* _INSTRUCTIONS FOR THE TASK_:
Answer these questions using the text about the album First World Manifesto, each on its own line:
1. Which label released the album?
2. Which song premiered on spin.com as a free download, and on what date?
3. Which song did Ben Weasel write with Dan Vapid?

* _SOURCE DOCUMENT_:
# # # # # # #

Studio album by Screeching Weasel
- Released: March 15, 2011
- Recorded: November–December 2010 at Mystery Room Mastering & Recording Co, Milwaukee, WI, and Blast House Studios, Madison, WI
- Genre: Punk rock
- Length: 31:05
- Label: Fat Wreck Chords
- Producer: Mike Kennerty

Screeching Weasel chronology
| Weasel Mania (2005) | First World Manifesto (2011) | Baby Fat: Act I (2015) |

= First World Manifesto =

First World Manifesto is the twelfth full-length studio album by the American punk rock band Screeching Weasel. It was released on March 15, 2011, on Fat Wreck Chords and is the band's first album in eleven years. It was produced by Mike Kennerty of The All-American Rejects, who has worked with Ben Weasel before on These Ones Are Bitter in 2007.

On February 10, 2011, "Beginningless Vacation" premiered on spin.com as a free download.

Professional ratings
Review scores
| Source | Rating |
| AllMusic |  |

==Track listing==
All songs written by Ben Weasel, except "Dry Is the Desert" written by Ben Weasel & Dan Vapid.

# # # # # # #

* _MATERIAL SHOWN_:
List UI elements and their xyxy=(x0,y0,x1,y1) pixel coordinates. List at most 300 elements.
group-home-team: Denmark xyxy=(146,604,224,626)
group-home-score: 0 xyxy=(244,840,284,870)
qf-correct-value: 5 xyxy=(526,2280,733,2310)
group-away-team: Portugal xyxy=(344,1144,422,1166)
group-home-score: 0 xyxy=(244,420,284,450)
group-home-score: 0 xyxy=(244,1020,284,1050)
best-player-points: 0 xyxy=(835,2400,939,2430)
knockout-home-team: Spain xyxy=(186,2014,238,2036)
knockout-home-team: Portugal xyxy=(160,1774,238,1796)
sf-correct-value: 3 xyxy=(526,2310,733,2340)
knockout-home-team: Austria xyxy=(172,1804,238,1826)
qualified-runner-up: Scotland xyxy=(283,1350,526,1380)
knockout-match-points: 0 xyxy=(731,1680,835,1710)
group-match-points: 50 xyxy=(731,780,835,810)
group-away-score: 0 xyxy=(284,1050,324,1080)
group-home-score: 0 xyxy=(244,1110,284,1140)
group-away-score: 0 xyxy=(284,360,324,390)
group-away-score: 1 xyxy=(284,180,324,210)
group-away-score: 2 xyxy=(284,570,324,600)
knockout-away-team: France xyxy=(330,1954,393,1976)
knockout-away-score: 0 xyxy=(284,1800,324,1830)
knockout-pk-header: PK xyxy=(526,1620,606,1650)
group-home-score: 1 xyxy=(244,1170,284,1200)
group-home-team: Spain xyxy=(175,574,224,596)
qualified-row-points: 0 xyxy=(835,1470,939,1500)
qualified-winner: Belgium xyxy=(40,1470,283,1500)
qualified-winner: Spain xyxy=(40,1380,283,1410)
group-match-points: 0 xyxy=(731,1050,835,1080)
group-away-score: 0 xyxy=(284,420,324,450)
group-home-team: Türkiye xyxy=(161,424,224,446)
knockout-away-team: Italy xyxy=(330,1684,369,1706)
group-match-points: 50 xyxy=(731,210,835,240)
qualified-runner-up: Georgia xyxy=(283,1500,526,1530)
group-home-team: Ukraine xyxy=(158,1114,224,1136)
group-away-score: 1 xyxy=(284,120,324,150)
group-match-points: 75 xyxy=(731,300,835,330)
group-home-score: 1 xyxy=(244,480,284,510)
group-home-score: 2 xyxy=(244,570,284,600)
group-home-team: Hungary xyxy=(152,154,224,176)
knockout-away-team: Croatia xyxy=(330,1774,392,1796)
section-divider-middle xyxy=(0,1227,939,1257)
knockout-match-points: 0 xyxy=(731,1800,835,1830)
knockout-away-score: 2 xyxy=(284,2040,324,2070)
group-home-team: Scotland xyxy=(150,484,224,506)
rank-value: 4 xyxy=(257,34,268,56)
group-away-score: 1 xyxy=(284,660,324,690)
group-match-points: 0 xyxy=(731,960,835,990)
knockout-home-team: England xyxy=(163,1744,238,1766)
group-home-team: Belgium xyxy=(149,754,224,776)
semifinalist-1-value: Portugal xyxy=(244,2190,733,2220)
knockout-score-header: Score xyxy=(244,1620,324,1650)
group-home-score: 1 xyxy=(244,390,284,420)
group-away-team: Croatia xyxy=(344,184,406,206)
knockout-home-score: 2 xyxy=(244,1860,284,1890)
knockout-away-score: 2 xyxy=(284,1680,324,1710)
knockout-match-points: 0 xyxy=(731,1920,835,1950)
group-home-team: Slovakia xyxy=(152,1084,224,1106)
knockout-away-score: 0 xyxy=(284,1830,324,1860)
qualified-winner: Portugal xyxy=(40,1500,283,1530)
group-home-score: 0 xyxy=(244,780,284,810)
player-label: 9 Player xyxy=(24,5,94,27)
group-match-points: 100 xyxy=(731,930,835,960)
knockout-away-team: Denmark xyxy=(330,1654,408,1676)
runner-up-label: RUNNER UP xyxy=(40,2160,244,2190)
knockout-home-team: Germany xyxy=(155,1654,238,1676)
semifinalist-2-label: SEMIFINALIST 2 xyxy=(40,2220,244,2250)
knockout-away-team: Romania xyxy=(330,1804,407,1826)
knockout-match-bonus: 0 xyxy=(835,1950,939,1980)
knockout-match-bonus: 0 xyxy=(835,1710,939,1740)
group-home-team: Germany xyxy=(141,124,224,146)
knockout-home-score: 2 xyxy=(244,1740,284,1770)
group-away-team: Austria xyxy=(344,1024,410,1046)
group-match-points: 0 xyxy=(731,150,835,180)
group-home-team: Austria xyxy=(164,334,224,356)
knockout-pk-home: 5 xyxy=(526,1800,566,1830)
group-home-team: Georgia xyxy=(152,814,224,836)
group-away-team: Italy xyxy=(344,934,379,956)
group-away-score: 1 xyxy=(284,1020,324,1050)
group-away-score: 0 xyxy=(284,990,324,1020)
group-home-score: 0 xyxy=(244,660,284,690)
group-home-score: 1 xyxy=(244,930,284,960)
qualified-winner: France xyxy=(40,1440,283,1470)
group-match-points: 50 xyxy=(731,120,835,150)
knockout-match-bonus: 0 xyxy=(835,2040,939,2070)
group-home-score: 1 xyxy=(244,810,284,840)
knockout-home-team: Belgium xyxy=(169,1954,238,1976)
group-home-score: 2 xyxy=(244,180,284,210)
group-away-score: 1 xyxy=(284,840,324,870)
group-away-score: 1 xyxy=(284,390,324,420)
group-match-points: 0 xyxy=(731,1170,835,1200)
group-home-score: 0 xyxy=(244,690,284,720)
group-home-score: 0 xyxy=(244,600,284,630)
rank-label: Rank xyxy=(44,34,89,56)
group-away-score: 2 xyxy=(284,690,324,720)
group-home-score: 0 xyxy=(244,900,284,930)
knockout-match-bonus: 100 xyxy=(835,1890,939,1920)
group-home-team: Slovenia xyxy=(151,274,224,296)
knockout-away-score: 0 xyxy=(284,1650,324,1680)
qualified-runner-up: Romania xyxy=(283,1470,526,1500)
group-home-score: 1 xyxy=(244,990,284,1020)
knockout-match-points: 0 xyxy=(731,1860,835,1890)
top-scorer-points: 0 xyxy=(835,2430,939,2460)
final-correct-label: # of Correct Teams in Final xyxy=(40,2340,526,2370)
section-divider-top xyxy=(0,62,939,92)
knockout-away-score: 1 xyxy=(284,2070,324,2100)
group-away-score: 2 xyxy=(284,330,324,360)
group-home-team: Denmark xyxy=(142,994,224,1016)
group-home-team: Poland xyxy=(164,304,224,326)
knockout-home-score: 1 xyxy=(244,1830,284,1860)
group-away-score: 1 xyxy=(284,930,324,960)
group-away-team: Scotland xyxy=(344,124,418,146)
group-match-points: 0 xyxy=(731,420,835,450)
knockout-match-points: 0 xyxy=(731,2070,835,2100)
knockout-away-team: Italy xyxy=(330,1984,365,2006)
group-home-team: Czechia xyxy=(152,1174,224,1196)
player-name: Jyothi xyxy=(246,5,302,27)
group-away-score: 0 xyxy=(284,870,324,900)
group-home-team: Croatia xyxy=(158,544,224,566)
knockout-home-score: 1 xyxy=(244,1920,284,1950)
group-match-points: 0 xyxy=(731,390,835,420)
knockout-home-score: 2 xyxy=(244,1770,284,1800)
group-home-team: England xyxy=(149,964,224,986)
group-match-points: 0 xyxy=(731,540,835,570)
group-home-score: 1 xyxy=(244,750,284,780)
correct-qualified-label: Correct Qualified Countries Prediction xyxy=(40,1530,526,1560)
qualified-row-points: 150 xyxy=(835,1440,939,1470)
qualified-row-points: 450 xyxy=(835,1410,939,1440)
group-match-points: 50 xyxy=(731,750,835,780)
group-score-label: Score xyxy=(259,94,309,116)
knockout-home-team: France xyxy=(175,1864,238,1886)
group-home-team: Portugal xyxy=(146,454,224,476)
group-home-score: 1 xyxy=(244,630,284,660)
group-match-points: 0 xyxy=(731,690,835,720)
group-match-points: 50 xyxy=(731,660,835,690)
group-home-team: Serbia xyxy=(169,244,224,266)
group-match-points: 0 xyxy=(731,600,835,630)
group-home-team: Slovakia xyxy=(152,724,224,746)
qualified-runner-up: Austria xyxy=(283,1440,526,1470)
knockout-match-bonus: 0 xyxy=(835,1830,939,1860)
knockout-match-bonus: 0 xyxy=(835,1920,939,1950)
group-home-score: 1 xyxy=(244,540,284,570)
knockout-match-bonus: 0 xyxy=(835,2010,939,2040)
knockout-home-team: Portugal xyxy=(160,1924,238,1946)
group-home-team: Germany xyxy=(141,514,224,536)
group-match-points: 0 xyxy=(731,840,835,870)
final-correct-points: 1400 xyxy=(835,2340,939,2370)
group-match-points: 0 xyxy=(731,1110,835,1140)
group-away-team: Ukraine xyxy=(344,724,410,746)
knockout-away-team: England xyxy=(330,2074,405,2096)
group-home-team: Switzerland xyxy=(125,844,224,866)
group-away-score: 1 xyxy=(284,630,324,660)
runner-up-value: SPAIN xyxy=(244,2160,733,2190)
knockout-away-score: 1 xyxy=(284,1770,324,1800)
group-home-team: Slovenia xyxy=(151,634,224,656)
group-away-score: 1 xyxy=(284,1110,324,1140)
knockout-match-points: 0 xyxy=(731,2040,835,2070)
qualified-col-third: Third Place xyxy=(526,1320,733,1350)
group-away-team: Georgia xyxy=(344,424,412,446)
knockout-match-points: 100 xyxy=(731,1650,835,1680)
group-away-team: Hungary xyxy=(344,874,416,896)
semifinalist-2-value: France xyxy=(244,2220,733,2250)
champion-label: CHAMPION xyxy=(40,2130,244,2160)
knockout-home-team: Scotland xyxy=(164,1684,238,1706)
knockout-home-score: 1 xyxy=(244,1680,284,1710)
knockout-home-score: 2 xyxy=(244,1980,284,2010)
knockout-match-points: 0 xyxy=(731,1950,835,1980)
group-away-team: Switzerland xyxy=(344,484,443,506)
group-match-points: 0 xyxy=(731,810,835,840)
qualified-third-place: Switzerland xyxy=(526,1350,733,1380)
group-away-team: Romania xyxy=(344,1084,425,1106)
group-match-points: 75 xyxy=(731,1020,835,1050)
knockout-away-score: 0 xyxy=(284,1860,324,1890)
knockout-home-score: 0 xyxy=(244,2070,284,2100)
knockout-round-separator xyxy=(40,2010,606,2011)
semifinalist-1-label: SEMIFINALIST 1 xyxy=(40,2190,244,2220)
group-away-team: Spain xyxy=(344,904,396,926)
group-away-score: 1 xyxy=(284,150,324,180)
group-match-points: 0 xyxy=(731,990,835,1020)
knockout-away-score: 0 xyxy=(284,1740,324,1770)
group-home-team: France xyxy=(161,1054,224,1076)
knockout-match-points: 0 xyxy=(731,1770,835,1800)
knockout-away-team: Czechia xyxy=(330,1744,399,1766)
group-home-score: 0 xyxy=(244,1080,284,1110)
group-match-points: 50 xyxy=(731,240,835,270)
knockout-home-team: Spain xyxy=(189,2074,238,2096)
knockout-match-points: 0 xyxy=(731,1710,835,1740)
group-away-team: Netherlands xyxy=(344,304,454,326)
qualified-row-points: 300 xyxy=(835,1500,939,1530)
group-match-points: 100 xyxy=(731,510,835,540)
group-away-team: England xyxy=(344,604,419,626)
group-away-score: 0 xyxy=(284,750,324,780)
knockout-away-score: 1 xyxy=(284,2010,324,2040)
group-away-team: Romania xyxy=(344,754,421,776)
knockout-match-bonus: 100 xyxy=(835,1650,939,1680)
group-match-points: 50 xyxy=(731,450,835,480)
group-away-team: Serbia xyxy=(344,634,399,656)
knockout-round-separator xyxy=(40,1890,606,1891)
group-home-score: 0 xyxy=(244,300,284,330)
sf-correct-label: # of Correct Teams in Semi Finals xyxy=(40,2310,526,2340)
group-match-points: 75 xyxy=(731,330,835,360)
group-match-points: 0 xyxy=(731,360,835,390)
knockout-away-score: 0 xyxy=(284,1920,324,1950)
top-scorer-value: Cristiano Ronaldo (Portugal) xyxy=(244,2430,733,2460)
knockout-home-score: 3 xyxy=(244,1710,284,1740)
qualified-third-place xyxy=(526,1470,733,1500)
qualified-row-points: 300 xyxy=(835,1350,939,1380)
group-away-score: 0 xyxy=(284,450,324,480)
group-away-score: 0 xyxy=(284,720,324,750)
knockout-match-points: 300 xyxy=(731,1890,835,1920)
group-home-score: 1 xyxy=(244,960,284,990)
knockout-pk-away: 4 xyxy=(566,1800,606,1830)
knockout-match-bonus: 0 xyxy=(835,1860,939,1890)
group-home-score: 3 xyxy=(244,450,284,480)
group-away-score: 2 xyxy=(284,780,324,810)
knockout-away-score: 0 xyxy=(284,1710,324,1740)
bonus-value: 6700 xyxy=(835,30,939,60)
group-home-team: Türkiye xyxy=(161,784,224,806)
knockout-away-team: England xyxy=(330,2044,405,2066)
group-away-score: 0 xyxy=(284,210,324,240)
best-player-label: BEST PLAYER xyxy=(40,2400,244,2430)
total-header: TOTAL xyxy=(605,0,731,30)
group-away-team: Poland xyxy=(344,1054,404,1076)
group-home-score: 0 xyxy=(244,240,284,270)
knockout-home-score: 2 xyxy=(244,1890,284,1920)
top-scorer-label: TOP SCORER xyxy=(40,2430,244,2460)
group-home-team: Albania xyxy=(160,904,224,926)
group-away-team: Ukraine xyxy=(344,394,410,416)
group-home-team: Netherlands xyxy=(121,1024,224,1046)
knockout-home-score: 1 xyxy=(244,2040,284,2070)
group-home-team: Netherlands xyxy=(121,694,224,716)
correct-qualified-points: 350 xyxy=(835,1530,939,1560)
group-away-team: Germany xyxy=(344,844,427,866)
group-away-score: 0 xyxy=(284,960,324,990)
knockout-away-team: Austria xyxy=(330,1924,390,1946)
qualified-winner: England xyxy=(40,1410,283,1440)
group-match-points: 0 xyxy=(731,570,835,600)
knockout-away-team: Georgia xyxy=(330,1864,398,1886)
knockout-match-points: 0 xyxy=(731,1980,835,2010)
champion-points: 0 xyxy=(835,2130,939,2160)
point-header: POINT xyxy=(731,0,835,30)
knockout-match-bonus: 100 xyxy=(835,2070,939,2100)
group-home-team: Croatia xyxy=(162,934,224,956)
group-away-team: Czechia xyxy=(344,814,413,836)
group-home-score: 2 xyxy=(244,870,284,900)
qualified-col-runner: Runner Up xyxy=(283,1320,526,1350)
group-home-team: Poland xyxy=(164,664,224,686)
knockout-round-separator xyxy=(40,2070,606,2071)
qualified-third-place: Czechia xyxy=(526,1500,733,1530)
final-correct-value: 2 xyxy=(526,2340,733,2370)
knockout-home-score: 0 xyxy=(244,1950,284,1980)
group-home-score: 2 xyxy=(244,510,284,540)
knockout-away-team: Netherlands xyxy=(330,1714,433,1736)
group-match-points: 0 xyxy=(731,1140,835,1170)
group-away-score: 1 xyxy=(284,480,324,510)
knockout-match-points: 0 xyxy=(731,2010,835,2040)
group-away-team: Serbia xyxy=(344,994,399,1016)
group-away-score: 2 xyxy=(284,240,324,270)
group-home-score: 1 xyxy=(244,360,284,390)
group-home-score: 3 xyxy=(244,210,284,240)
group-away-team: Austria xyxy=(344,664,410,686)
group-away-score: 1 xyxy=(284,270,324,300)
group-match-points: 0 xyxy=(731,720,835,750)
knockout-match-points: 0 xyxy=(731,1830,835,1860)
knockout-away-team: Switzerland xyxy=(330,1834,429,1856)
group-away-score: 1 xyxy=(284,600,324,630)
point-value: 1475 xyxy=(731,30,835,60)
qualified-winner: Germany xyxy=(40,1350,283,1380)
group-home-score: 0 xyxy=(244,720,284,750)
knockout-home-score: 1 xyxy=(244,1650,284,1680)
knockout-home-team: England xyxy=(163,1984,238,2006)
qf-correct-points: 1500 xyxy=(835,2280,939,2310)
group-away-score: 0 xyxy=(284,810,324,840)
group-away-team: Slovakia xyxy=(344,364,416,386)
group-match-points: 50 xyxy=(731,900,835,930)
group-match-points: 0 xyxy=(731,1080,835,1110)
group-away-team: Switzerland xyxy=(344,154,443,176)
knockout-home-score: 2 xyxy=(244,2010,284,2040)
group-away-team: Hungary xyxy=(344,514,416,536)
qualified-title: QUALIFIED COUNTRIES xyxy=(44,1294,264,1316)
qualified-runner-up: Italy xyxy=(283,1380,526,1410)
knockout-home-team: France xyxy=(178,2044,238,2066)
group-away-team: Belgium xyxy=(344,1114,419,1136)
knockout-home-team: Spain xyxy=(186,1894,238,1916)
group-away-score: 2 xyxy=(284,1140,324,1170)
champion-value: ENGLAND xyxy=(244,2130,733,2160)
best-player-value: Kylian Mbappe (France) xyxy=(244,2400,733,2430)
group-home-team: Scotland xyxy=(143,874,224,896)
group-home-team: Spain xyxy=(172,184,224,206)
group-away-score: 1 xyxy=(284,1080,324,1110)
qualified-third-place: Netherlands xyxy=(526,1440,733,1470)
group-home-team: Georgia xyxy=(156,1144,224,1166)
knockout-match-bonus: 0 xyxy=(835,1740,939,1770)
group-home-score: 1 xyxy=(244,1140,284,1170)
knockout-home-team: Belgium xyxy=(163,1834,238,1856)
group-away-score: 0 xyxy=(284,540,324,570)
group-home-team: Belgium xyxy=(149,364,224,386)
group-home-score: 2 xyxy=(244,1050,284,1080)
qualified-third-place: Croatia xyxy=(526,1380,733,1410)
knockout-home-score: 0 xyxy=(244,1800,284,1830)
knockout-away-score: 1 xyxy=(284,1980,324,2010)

# # # # # # #

* _CORRECT ANSWER_:
1. Fat Wreck Chords
2. "Beginningless Vacation," on February 10, 2011
3. "Dry Is the Desert"